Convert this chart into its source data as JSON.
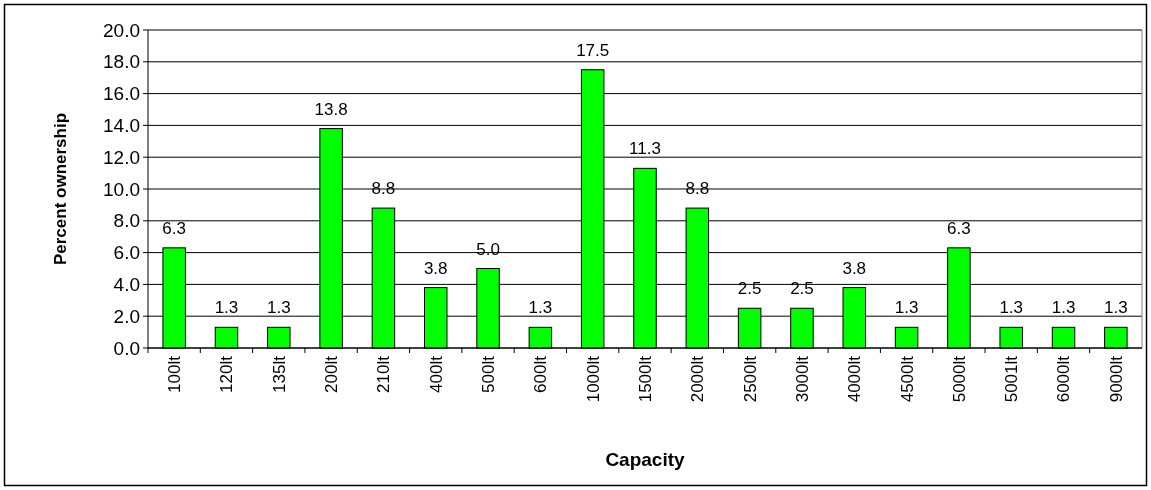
{
  "chart_data": {
    "type": "bar",
    "xlabel": "Capacity",
    "ylabel": "Percent ownership",
    "categories": [
      "100lt",
      "120lt",
      "135lt",
      "200lt",
      "210lt",
      "400lt",
      "500lt",
      "600lt",
      "1000lt",
      "1500lt",
      "2000lt",
      "2500lt",
      "3000lt",
      "4000lt",
      "4500lt",
      "5000lt",
      "5001lt",
      "6000lt",
      "9000lt"
    ],
    "values": [
      6.3,
      1.3,
      1.3,
      13.8,
      8.8,
      3.8,
      5.0,
      1.3,
      17.5,
      11.3,
      8.8,
      2.5,
      2.5,
      3.8,
      1.3,
      6.3,
      1.3,
      1.3,
      1.3
    ],
    "value_labels": [
      "6.3",
      "1.3",
      "1.3",
      "13.8",
      "8.8",
      "3.8",
      "5.0",
      "1.3",
      "17.5",
      "11.3",
      "8.8",
      "2.5",
      "2.5",
      "3.8",
      "1.3",
      "6.3",
      "1.3",
      "1.3",
      "1.3"
    ],
    "color": "#00ff00",
    "ylim": [
      0,
      20
    ],
    "yticks": [
      {
        "value": 0,
        "label": "0.0"
      },
      {
        "value": 2,
        "label": "2.0"
      },
      {
        "value": 4,
        "label": "4.0"
      },
      {
        "value": 6,
        "label": "6.0"
      },
      {
        "value": 8,
        "label": "8.0"
      },
      {
        "value": 10,
        "label": "10.0"
      },
      {
        "value": 12,
        "label": "12.0"
      },
      {
        "value": 14,
        "label": "14.0"
      },
      {
        "value": 16,
        "label": "16.0"
      },
      {
        "value": 18,
        "label": "18.0"
      },
      {
        "value": 20,
        "label": "20.0"
      }
    ],
    "grid": "y"
  }
}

- _GOAL_:
Copy out each record shown above without alteration, skipping any picture.

- _SOLVED PROBLEM_:
Convert this chart into its source data as JSON.
{
  "chart_data": {
    "type": "bar",
    "xlabel": "Capacity",
    "ylabel": "Percent ownership",
    "categories": [
      "100lt",
      "120lt",
      "135lt",
      "200lt",
      "210lt",
      "400lt",
      "500lt",
      "600lt",
      "1000lt",
      "1500lt",
      "2000lt",
      "2500lt",
      "3000lt",
      "4000lt",
      "4500lt",
      "5000lt",
      "5001lt",
      "6000lt",
      "9000lt"
    ],
    "values": [
      6.3,
      1.3,
      1.3,
      13.8,
      8.8,
      3.8,
      5.0,
      1.3,
      17.5,
      11.3,
      8.8,
      2.5,
      2.5,
      3.8,
      1.3,
      6.3,
      1.3,
      1.3,
      1.3
    ],
    "value_labels": [
      "6.3",
      "1.3",
      "1.3",
      "13.8",
      "8.8",
      "3.8",
      "5.0",
      "1.3",
      "17.5",
      "11.3",
      "8.8",
      "2.5",
      "2.5",
      "3.8",
      "1.3",
      "6.3",
      "1.3",
      "1.3",
      "1.3"
    ],
    "color": "#00ff00",
    "ylim": [
      0,
      20
    ],
    "yticks": [
      {
        "value": 0,
        "label": "0.0"
      },
      {
        "value": 2,
        "label": "2.0"
      },
      {
        "value": 4,
        "label": "4.0"
      },
      {
        "value": 6,
        "label": "6.0"
      },
      {
        "value": 8,
        "label": "8.0"
      },
      {
        "value": 10,
        "label": "10.0"
      },
      {
        "value": 12,
        "label": "12.0"
      },
      {
        "value": 14,
        "label": "14.0"
      },
      {
        "value": 16,
        "label": "16.0"
      },
      {
        "value": 18,
        "label": "18.0"
      },
      {
        "value": 20,
        "label": "20.0"
      }
    ],
    "grid": "y"
  }
}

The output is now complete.